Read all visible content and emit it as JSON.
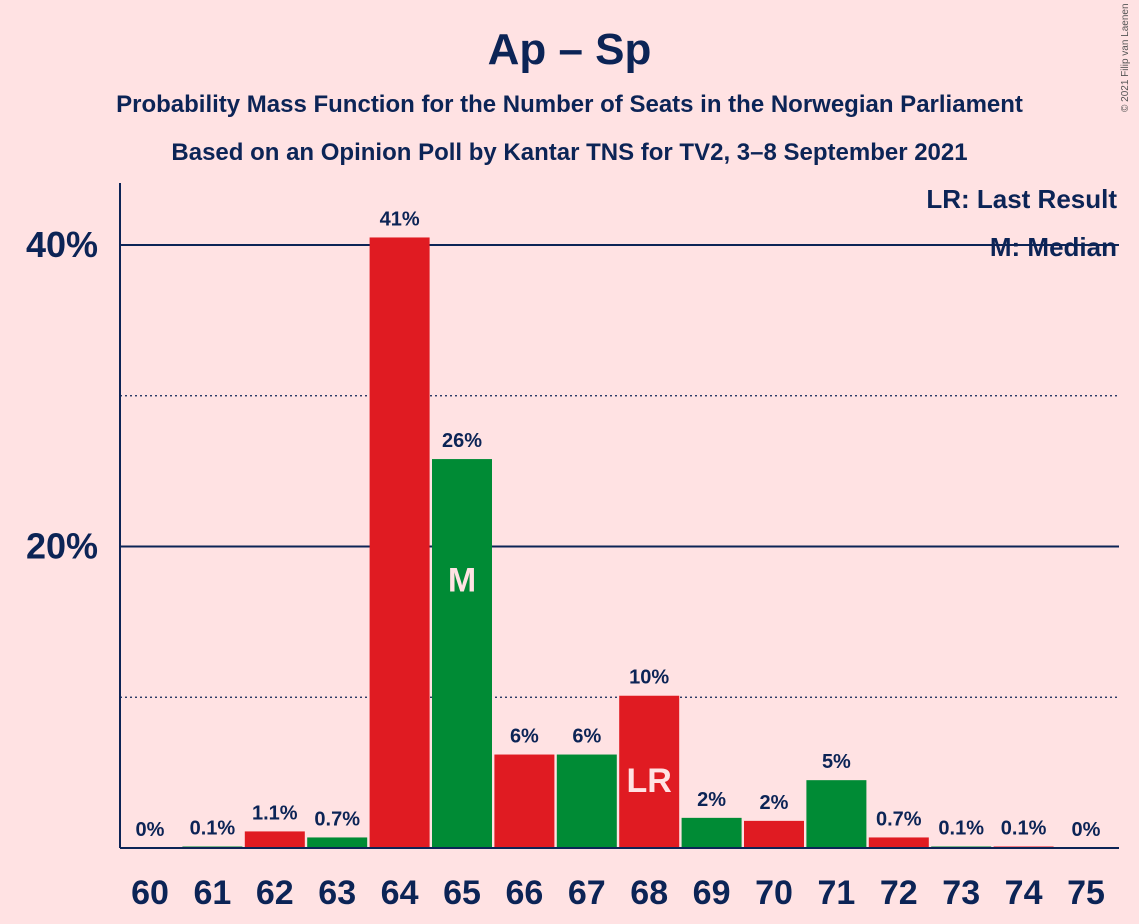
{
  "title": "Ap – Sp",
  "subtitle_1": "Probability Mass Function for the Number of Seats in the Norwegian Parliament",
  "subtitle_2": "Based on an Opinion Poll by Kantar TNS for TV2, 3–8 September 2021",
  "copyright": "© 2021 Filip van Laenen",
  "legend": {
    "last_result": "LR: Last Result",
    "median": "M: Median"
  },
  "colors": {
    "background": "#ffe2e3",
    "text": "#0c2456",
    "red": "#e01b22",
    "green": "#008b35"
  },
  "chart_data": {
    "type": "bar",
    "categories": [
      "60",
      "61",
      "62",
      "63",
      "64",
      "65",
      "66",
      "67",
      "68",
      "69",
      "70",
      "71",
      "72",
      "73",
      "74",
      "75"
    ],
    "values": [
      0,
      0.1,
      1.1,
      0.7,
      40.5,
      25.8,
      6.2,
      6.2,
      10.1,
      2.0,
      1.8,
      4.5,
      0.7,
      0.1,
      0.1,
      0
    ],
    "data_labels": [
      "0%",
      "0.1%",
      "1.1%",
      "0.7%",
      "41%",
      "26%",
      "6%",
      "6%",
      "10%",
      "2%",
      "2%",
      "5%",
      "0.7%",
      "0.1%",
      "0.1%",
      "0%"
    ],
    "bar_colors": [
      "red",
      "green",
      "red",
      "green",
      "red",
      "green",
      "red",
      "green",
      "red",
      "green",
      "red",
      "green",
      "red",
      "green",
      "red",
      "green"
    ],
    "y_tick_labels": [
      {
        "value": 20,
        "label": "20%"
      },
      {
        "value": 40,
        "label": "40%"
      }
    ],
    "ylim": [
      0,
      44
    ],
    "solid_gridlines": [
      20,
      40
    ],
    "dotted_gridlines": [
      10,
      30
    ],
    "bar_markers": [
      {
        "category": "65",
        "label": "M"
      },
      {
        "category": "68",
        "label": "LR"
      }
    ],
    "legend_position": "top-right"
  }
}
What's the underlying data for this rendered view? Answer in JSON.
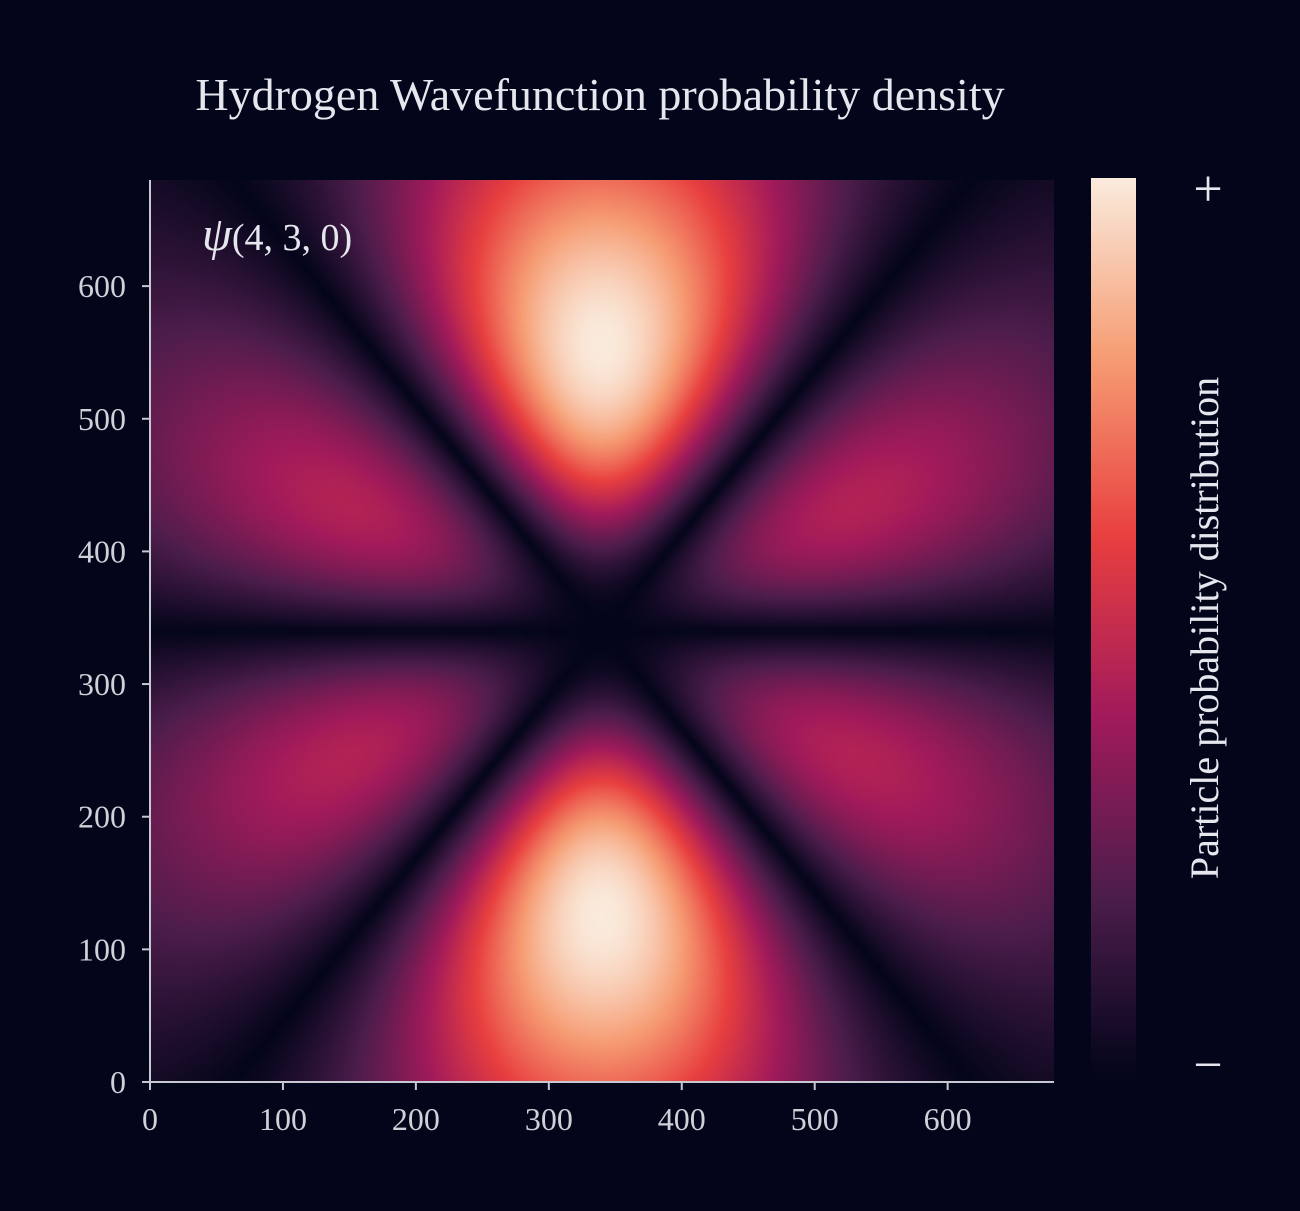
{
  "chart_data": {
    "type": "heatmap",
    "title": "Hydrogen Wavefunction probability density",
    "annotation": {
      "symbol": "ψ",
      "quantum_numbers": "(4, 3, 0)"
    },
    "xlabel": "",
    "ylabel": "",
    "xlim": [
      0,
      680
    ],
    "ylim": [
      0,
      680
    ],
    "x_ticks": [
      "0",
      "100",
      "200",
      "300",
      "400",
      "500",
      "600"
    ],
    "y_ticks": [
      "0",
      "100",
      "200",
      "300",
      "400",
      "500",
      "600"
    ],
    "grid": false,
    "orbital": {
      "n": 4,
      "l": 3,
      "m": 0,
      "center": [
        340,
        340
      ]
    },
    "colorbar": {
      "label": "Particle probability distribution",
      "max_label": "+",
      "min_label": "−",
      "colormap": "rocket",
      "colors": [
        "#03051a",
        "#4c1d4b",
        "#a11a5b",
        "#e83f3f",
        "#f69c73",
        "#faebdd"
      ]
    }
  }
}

-------

Except for the pictures, reproduce every line exactly.

## [Correct output]
Read all visible content and emit it as JSON.
{
  "title": "Ap – Sp",
  "subtitle_1": "Probability Mass Function for the Number of Seats in the Norwegian Parliament",
  "subtitle_2": "Based on an Opinion Poll by Kantar TNS for TV2, 3–8 September 2021",
  "copyright": "© 2021 Filip van Laenen",
  "legend": {
    "last_result": "LR: Last Result",
    "median": "M: Median"
  },
  "colors": {
    "background": "#ffe2e3",
    "text": "#0c2456",
    "red": "#e01b22",
    "green": "#008b35"
  },
  "chart_data": {
    "type": "bar",
    "categories": [
      "60",
      "61",
      "62",
      "63",
      "64",
      "65",
      "66",
      "67",
      "68",
      "69",
      "70",
      "71",
      "72",
      "73",
      "74",
      "75"
    ],
    "values": [
      0,
      0.1,
      1.1,
      0.7,
      40.5,
      25.8,
      6.2,
      6.2,
      10.1,
      2.0,
      1.8,
      4.5,
      0.7,
      0.1,
      0.1,
      0
    ],
    "data_labels": [
      "0%",
      "0.1%",
      "1.1%",
      "0.7%",
      "41%",
      "26%",
      "6%",
      "6%",
      "10%",
      "2%",
      "2%",
      "5%",
      "0.7%",
      "0.1%",
      "0.1%",
      "0%"
    ],
    "bar_colors": [
      "red",
      "green",
      "red",
      "green",
      "red",
      "green",
      "red",
      "green",
      "red",
      "green",
      "red",
      "green",
      "red",
      "green",
      "red",
      "green"
    ],
    "y_tick_labels": [
      {
        "value": 20,
        "label": "20%"
      },
      {
        "value": 40,
        "label": "40%"
      }
    ],
    "ylim": [
      0,
      44
    ],
    "solid_gridlines": [
      20,
      40
    ],
    "dotted_gridlines": [
      10,
      30
    ],
    "bar_markers": [
      {
        "category": "65",
        "label": "M"
      },
      {
        "category": "68",
        "label": "LR"
      }
    ],
    "legend_position": "top-right"
  }
}
What's the underlying data for this rendered view? Answer in JSON.
{
  "chart_data": {
    "type": "heatmap",
    "title": "Hydrogen Wavefunction probability density",
    "annotation": {
      "symbol": "ψ",
      "quantum_numbers": "(4, 3, 0)"
    },
    "xlabel": "",
    "ylabel": "",
    "xlim": [
      0,
      680
    ],
    "ylim": [
      0,
      680
    ],
    "x_ticks": [
      "0",
      "100",
      "200",
      "300",
      "400",
      "500",
      "600"
    ],
    "y_ticks": [
      "0",
      "100",
      "200",
      "300",
      "400",
      "500",
      "600"
    ],
    "grid": false,
    "orbital": {
      "n": 4,
      "l": 3,
      "m": 0,
      "center": [
        340,
        340
      ]
    },
    "colorbar": {
      "label": "Particle probability distribution",
      "max_label": "+",
      "min_label": "−",
      "colormap": "rocket",
      "colors": [
        "#03051a",
        "#4c1d4b",
        "#a11a5b",
        "#e83f3f",
        "#f69c73",
        "#faebdd"
      ]
    }
  }
}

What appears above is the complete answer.